# Requirements
Return the records in full, exactly as given.

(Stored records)
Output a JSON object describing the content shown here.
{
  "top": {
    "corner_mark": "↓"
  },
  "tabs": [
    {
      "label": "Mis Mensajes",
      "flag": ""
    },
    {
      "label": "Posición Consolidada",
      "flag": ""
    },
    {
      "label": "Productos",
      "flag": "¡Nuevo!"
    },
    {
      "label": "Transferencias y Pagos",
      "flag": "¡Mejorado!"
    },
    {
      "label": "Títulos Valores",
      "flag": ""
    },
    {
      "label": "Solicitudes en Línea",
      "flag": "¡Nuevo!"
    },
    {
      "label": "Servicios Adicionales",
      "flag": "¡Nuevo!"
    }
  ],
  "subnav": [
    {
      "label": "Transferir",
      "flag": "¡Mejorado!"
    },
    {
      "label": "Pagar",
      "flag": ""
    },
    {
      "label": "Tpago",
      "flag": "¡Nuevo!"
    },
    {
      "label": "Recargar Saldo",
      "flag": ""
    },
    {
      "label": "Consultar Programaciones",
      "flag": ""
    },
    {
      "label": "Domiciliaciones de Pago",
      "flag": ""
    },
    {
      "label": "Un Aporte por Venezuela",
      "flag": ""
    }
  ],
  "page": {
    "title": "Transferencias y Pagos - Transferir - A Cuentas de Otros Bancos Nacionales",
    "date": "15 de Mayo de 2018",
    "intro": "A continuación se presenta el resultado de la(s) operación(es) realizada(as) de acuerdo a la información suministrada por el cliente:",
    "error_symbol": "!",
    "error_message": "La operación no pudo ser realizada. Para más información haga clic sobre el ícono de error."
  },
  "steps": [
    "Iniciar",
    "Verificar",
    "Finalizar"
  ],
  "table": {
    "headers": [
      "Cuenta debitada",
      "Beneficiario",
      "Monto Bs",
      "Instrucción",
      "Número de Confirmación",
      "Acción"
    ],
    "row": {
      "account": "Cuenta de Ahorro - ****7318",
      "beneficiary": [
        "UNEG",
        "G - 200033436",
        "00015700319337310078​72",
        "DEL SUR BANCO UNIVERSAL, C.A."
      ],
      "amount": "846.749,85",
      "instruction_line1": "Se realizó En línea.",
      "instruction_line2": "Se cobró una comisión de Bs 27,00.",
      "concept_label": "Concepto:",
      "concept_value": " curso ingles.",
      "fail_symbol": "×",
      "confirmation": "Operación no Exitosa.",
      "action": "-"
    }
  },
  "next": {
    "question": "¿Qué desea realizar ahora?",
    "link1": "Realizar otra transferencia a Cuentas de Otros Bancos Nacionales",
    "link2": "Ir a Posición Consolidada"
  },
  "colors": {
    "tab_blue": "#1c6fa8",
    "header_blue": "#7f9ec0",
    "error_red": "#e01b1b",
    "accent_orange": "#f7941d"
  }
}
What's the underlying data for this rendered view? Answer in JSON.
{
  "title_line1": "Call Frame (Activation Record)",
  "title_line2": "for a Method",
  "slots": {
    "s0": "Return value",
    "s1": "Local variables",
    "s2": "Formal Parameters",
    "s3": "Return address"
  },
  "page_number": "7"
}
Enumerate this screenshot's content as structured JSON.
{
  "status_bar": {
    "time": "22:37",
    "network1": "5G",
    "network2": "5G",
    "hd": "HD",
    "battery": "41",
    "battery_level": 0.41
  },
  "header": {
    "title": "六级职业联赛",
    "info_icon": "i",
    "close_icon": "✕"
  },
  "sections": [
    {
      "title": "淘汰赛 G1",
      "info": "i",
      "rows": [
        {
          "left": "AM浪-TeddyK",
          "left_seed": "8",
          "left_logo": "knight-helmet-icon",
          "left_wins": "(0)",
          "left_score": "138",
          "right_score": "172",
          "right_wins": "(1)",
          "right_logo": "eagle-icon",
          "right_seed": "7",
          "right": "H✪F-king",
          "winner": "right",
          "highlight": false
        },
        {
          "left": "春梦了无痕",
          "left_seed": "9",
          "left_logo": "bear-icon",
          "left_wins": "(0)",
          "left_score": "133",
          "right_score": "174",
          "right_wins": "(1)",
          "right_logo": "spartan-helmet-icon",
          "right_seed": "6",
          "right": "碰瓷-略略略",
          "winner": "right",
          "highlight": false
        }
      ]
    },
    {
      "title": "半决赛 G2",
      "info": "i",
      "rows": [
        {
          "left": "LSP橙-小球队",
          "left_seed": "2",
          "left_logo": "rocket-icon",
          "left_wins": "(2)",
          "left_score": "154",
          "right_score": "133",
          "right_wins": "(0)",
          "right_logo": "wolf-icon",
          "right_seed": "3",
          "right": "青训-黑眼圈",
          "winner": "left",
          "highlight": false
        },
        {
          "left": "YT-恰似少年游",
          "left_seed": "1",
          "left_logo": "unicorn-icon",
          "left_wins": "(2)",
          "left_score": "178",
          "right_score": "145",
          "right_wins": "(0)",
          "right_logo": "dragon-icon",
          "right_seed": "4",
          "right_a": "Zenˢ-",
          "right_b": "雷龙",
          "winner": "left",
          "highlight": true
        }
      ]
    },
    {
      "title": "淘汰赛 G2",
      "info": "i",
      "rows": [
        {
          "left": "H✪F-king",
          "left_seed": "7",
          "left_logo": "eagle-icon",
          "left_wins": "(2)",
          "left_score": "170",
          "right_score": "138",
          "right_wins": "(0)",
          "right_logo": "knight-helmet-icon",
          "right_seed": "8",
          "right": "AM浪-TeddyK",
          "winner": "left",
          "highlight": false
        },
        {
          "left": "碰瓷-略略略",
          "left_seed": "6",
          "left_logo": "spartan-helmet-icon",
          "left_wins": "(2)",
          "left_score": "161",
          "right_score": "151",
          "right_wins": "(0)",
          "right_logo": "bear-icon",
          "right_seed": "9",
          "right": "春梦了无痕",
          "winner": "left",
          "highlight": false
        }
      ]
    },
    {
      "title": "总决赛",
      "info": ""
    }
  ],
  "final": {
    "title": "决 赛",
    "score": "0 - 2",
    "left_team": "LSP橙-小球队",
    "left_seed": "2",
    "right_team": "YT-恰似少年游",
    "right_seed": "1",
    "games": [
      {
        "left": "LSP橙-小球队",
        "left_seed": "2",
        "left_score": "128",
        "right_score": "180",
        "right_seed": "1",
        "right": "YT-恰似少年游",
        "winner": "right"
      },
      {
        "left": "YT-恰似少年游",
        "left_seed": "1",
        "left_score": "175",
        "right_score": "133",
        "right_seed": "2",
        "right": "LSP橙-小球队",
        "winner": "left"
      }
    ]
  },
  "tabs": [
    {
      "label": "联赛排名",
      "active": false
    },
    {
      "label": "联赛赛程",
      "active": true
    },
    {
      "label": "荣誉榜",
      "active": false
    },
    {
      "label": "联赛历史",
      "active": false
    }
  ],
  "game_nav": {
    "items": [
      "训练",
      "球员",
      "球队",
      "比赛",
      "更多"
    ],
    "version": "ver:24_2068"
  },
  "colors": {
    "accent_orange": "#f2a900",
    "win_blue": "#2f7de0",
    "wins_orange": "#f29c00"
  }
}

# Right answer
Output a JSON object describing the content shown here.
{
  "top": {
    "corner_mark": "↓"
  },
  "tabs": [
    {
      "label": "Mis Mensajes",
      "flag": ""
    },
    {
      "label": "Posición Consolidada",
      "flag": ""
    },
    {
      "label": "Productos",
      "flag": "¡Nuevo!"
    },
    {
      "label": "Transferencias y Pagos",
      "flag": "¡Mejorado!"
    },
    {
      "label": "Títulos Valores",
      "flag": ""
    },
    {
      "label": "Solicitudes en Línea",
      "flag": "¡Nuevo!"
    },
    {
      "label": "Servicios Adicionales",
      "flag": "¡Nuevo!"
    }
  ],
  "subnav": [
    {
      "label": "Transferir",
      "flag": "¡Mejorado!"
    },
    {
      "label": "Pagar",
      "flag": ""
    },
    {
      "label": "Tpago",
      "flag": "¡Nuevo!"
    },
    {
      "label": "Recargar Saldo",
      "flag": ""
    },
    {
      "label": "Consultar Programaciones",
      "flag": ""
    },
    {
      "label": "Domiciliaciones de Pago",
      "flag": ""
    },
    {
      "label": "Un Aporte por Venezuela",
      "flag": ""
    }
  ],
  "page": {
    "title": "Transferencias y Pagos - Transferir - A Cuentas de Otros Bancos Nacionales",
    "date": "15 de Mayo de 2018",
    "intro": "A continuación se presenta el resultado de la(s) operación(es) realizada(as) de acuerdo a la información suministrada por el cliente:",
    "error_symbol": "!",
    "error_message": "La operación no pudo ser realizada. Para más información haga clic sobre el ícono de error."
  },
  "steps": [
    "Iniciar",
    "Verificar",
    "Finalizar"
  ],
  "table": {
    "headers": [
      "Cuenta debitada",
      "Beneficiario",
      "Monto Bs",
      "Instrucción",
      "Número de Confirmación",
      "Acción"
    ],
    "row": {
      "account": "Cuenta de Ahorro - ****7318",
      "beneficiary": [
        "UNEG",
        "G - 200033436",
        "00015700319337310078​72",
        "DEL SUR BANCO UNIVERSAL, C.A."
      ],
      "amount": "846.749,85",
      "instruction_line1": "Se realizó En línea.",
      "instruction_line2": "Se cobró una comisión de Bs 27,00.",
      "concept_label": "Concepto:",
      "concept_value": " curso ingles.",
      "fail_symbol": "×",
      "confirmation": "Operación no Exitosa.",
      "action": "-"
    }
  },
  "next": {
    "question": "¿Qué desea realizar ahora?",
    "link1": "Realizar otra transferencia a Cuentas de Otros Bancos Nacionales",
    "link2": "Ir a Posición Consolidada"
  },
  "colors": {
    "tab_blue": "#1c6fa8",
    "header_blue": "#7f9ec0",
    "error_red": "#e01b1b",
    "accent_orange": "#f7941d"
  }
}
What's the underlying data for this rendered view? Answer in JSON.
{
  "title_line1": "Call Frame (Activation Record)",
  "title_line2": "for a Method",
  "slots": {
    "s0": "Return value",
    "s1": "Local variables",
    "s2": "Formal Parameters",
    "s3": "Return address"
  },
  "page_number": "7"
}
Enumerate this screenshot's content as structured JSON.
{
  "status_bar": {
    "time": "22:37",
    "network1": "5G",
    "network2": "5G",
    "hd": "HD",
    "battery": "41",
    "battery_level": 0.41
  },
  "header": {
    "title": "六级职业联赛",
    "info_icon": "i",
    "close_icon": "✕"
  },
  "sections": [
    {
      "title": "淘汰赛 G1",
      "info": "i",
      "rows": [
        {
          "left": "AM浪-TeddyK",
          "left_seed": "8",
          "left_logo": "knight-helmet-icon",
          "left_wins": "(0)",
          "left_score": "138",
          "right_score": "172",
          "right_wins": "(1)",
          "right_logo": "eagle-icon",
          "right_seed": "7",
          "right": "H✪F-king",
          "winner": "right",
          "highlight": false
        },
        {
          "left": "春梦了无痕",
          "left_seed": "9",
          "left_logo": "bear-icon",
          "left_wins": "(0)",
          "left_score": "133",
          "right_score": "174",
          "right_wins": "(1)",
          "right_logo": "spartan-helmet-icon",
          "right_seed": "6",
          "right": "碰瓷-略略略",
          "winner": "right",
          "highlight": false
        }
      ]
    },
    {
      "title": "半决赛 G2",
      "info": "i",
      "rows": [
        {
          "left": "LSP橙-小球队",
          "left_seed": "2",
          "left_logo": "rocket-icon",
          "left_wins": "(2)",
          "left_score": "154",
          "right_score": "133",
          "right_wins": "(0)",
          "right_logo": "wolf-icon",
          "right_seed": "3",
          "right": "青训-黑眼圈",
          "winner": "left",
          "highlight": false
        },
        {
          "left": "YT-恰似少年游",
          "left_seed": "1",
          "left_logo": "unicorn-icon",
          "left_wins": "(2)",
          "left_score": "178",
          "right_score": "145",
          "right_wins": "(0)",
          "right_logo": "dragon-icon",
          "right_seed": "4",
          "right_a": "Zenˢ-",
          "right_b": "雷龙",
          "winner": "left",
          "highlight": true
        }
      ]
    },
    {
      "title": "淘汰赛 G2",
      "info": "i",
      "rows": [
        {
          "left": "H✪F-king",
          "left_seed": "7",
          "left_logo": "eagle-icon",
          "left_wins": "(2)",
          "left_score": "170",
          "right_score": "138",
          "right_wins": "(0)",
          "right_logo": "knight-helmet-icon",
          "right_seed": "8",
          "right": "AM浪-TeddyK",
          "winner": "left",
          "highlight": false
        },
        {
          "left": "碰瓷-略略略",
          "left_seed": "6",
          "left_logo": "spartan-helmet-icon",
          "left_wins": "(2)",
          "left_score": "161",
          "right_score": "151",
          "right_wins": "(0)",
          "right_logo": "bear-icon",
          "right_seed": "9",
          "right": "春梦了无痕",
          "winner": "left",
          "highlight": false
        }
      ]
    },
    {
      "title": "总决赛",
      "info": ""
    }
  ],
  "final": {
    "title": "决 赛",
    "score": "0 - 2",
    "left_team": "LSP橙-小球队",
    "left_seed": "2",
    "right_team": "YT-恰似少年游",
    "right_seed": "1",
    "games": [
      {
        "left": "LSP橙-小球队",
        "left_seed": "2",
        "left_score": "128",
        "right_score": "180",
        "right_seed": "1",
        "right": "YT-恰似少年游",
        "winner": "right"
      },
      {
        "left": "YT-恰似少年游",
        "left_seed": "1",
        "left_score": "175",
        "right_score": "133",
        "right_seed": "2",
        "right": "LSP橙-小球队",
        "winner": "left"
      }
    ]
  },
  "tabs": [
    {
      "label": "联赛排名",
      "active": false
    },
    {
      "label": "联赛赛程",
      "active": true
    },
    {
      "label": "荣誉榜",
      "active": false
    },
    {
      "label": "联赛历史",
      "active": false
    }
  ],
  "game_nav": {
    "items": [
      "训练",
      "球员",
      "球队",
      "比赛",
      "更多"
    ],
    "version": "ver:24_2068"
  },
  "colors": {
    "accent_orange": "#f2a900",
    "win_blue": "#2f7de0",
    "wins_orange": "#f29c00"
  }
}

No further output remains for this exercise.